Report every line in the listing below where the string "icon" shows up.

--- Start of MATERIAL TO PROCESS ---

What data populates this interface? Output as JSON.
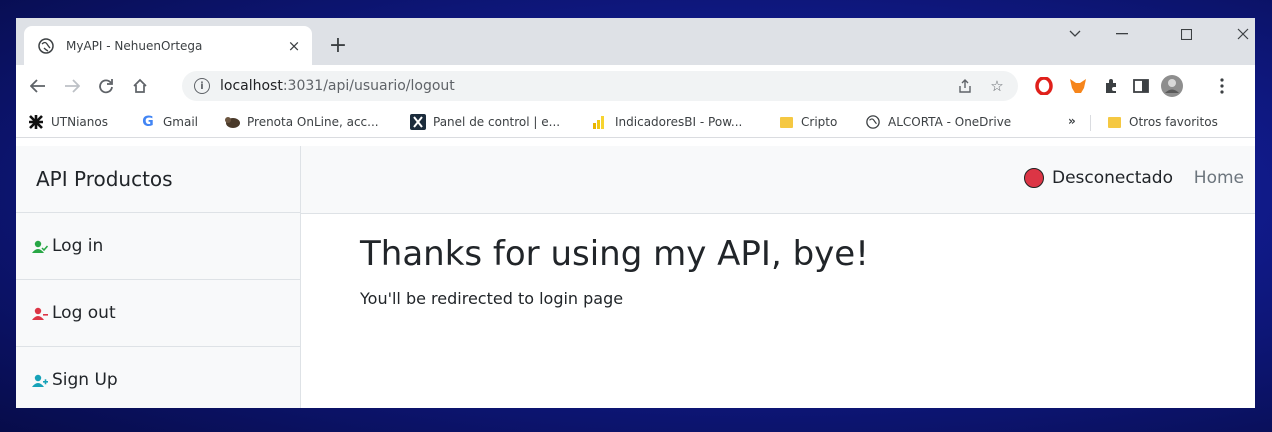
{
  "browser": {
    "tab_title": "MyAPI - NehuenOrtega",
    "tab_close": "×",
    "new_tab": "+",
    "url_host": "localhost",
    "url_path": ":3031/api/usuario/logout"
  },
  "bookmarks": [
    {
      "label": "UTNianos",
      "icon": "utn-icon"
    },
    {
      "label": "Gmail",
      "icon": "google-icon"
    },
    {
      "label": "Prenota OnLine, acc...",
      "icon": "prenota-icon"
    },
    {
      "label": "Panel de control | e...",
      "icon": "panel-icon"
    },
    {
      "label": "IndicadoresBI - Pow...",
      "icon": "powerbi-icon"
    },
    {
      "label": "Cripto",
      "icon": "folder-icon"
    },
    {
      "label": "ALCORTA - OneDrive",
      "icon": "globe-icon"
    }
  ],
  "bookmarks_more": "»",
  "bookmarks_other": "Otros favoritos",
  "app": {
    "brand": "API Productos",
    "sidebar": [
      {
        "label": "Log in",
        "color": "#28a745"
      },
      {
        "label": "Log out",
        "color": "#dc3545"
      },
      {
        "label": "Sign Up",
        "color": "#17a2b8"
      }
    ],
    "status": "Desconectado",
    "status_color": "#dc3545",
    "home": "Home",
    "heading": "Thanks for using my API, bye!",
    "message": "You'll be redirected to login page"
  }
}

--- End of MATERIAL TO PROCESS ---

### EXERCISE RESULT:
      "icon": "utn-icon"
      "icon": "google-icon"
      "icon": "prenota-icon"
      "icon": "panel-icon"
      "icon": "powerbi-icon"
      "icon": "folder-icon"
      "icon": "globe-icon"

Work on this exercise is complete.